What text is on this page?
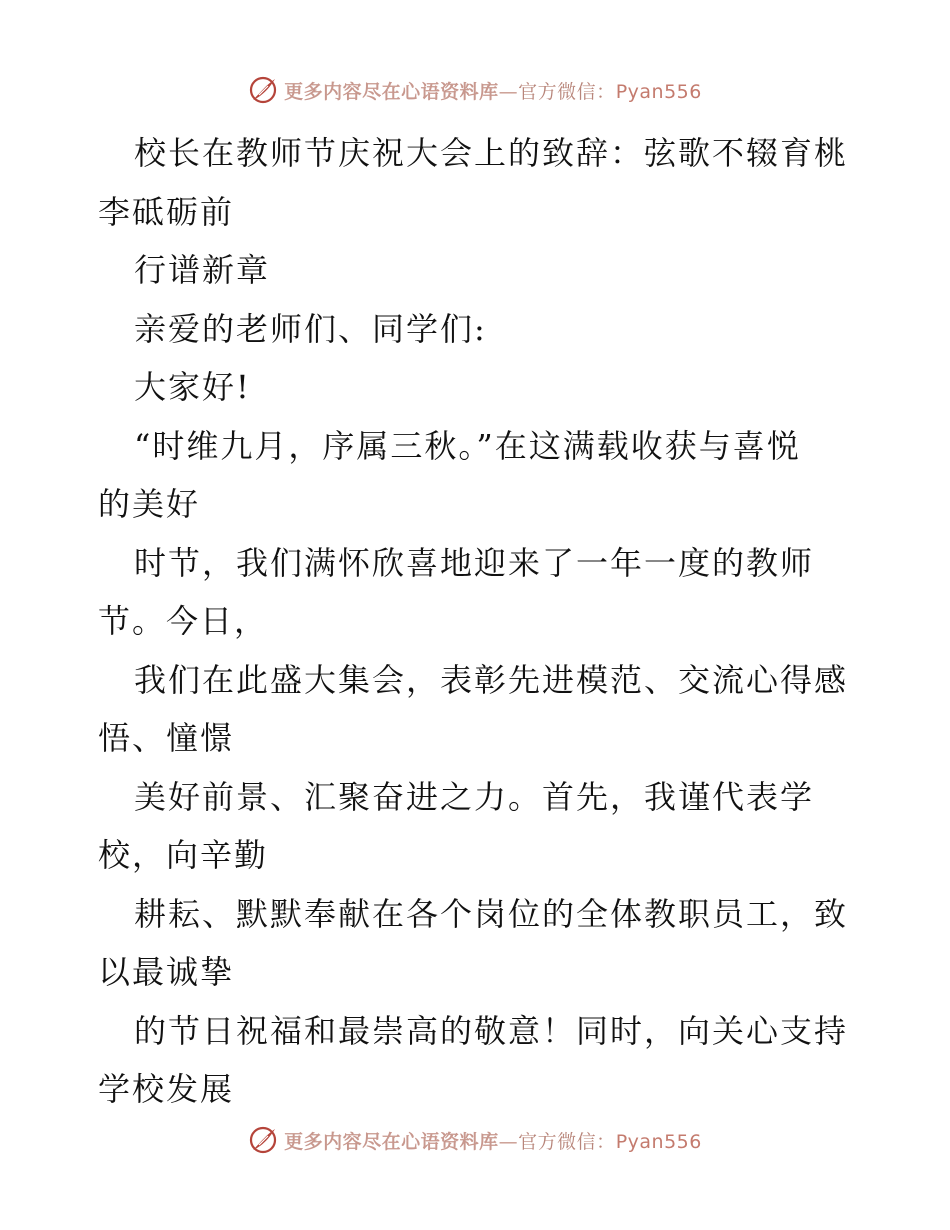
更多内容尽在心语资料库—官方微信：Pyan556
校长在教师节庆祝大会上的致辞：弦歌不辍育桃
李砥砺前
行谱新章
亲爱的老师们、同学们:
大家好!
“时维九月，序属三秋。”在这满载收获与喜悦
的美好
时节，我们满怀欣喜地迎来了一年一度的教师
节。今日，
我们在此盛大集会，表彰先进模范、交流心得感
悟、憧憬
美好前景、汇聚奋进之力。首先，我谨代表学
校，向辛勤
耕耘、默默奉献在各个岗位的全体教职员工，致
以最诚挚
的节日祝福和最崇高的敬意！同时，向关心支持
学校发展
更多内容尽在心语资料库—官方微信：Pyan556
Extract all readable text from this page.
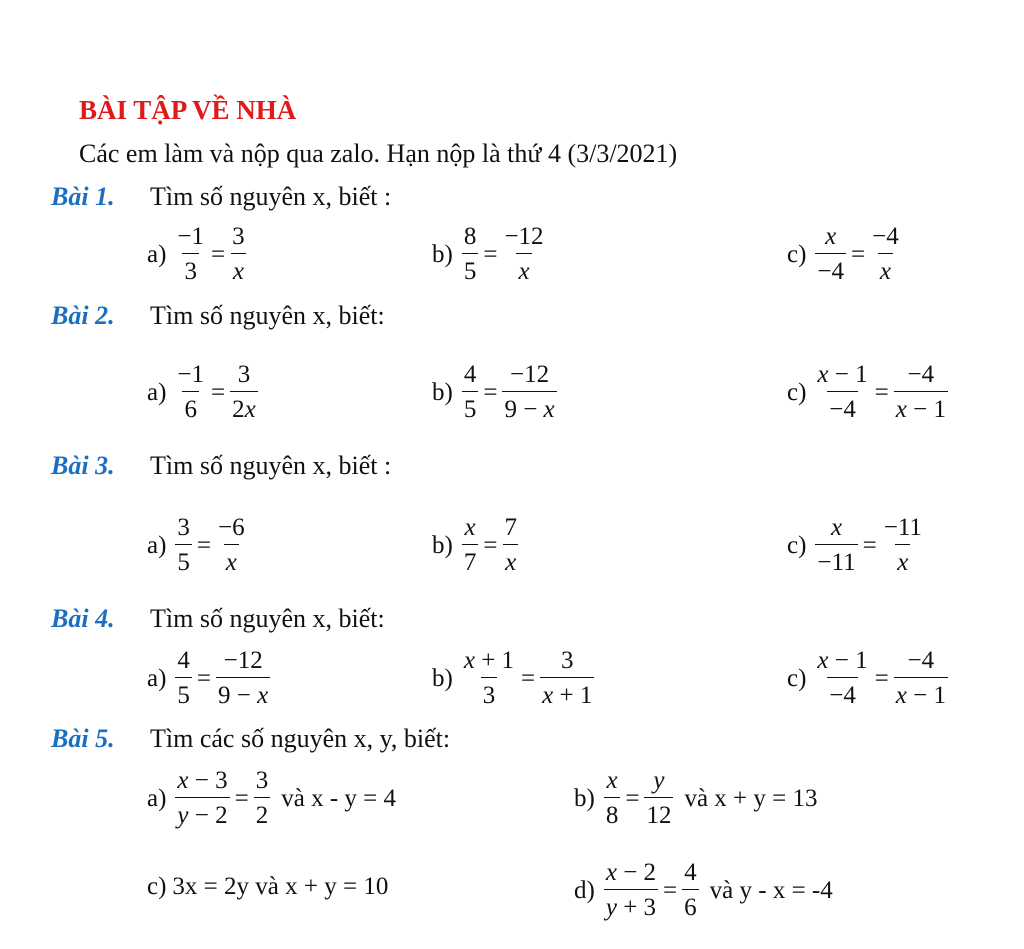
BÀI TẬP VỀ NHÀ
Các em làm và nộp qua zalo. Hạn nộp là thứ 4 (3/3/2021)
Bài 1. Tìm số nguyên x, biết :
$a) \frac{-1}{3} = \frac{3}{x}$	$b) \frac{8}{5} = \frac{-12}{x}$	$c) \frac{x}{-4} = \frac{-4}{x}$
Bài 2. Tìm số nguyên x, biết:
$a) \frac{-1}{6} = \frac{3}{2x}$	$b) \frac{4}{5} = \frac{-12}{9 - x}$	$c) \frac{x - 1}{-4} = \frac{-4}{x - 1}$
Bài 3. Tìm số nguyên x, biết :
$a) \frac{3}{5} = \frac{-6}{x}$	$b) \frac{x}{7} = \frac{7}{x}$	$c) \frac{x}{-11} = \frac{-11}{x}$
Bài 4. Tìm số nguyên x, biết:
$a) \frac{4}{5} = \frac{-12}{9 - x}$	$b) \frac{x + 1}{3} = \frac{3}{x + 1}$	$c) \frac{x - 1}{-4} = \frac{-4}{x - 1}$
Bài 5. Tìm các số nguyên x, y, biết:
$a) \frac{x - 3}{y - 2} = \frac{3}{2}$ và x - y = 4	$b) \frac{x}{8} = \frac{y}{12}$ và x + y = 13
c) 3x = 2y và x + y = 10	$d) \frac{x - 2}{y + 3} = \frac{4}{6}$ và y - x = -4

━━━━━━━━━━━━━━━━

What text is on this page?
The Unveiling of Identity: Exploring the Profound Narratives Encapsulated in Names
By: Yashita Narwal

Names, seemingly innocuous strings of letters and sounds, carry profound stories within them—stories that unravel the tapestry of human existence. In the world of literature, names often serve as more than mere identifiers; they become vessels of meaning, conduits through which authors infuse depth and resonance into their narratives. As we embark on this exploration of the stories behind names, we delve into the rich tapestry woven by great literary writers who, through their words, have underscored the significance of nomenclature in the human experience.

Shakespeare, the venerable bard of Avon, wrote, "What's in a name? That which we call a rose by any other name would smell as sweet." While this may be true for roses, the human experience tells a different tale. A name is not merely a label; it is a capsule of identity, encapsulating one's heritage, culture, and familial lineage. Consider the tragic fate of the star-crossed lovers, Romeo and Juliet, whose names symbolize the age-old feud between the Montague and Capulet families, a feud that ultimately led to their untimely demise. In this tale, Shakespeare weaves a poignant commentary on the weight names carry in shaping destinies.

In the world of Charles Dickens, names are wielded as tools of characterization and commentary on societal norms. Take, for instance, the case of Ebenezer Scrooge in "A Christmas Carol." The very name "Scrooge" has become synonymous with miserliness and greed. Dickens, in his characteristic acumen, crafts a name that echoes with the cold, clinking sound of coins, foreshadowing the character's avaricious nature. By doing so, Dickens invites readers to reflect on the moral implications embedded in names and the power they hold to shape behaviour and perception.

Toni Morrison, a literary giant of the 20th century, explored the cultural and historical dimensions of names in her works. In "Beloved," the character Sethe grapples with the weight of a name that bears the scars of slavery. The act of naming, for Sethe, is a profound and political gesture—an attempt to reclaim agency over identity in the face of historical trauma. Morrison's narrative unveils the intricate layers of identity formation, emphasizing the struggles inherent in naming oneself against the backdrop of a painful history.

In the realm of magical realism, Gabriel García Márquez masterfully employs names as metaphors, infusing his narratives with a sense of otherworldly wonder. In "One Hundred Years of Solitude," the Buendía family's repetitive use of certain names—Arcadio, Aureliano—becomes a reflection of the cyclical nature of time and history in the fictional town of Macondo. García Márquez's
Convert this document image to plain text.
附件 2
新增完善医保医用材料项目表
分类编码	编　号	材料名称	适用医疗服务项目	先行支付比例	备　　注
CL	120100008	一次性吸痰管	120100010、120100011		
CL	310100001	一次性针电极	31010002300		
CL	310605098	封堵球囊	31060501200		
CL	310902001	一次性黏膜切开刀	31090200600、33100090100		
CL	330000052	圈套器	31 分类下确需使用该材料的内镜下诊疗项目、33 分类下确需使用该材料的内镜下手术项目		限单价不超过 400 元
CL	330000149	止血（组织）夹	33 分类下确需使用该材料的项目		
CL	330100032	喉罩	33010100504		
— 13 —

━━━━━━━━━━━━━━━━

## Aim
Copy every single line of the material above that holds "their".

## Output below
Names, seemingly innocuous strings of letters and sounds, carry profound stories within them—stories that unravel the tapestry of human existence. In the world of literature, names often serve as more than mere identifiers; they become vessels of meaning, conduits through which authors infuse depth and resonance into their narratives. As we embark on this exploration of the stories behind names, we delve into the rich tapestry woven by great literary writers who, through their words, have underscored the significance of nomenclature in the human experience.
Shakespeare, the venerable bard of Avon, wrote, "What's in a name? That which we call a rose by any other name would smell as sweet." While this may be true for roses, the human experience tells a different tale. A name is not merely a label; it is a capsule of identity, encapsulating one's heritage, culture, and familial lineage. Consider the tragic fate of the star-crossed lovers, Romeo and Juliet, whose names symbolize the age-old feud between the Montague and Capulet families, a feud that ultimately led to their untimely demise. In this tale, Shakespeare weaves a poignant commentary on the weight names carry in shaping destinies.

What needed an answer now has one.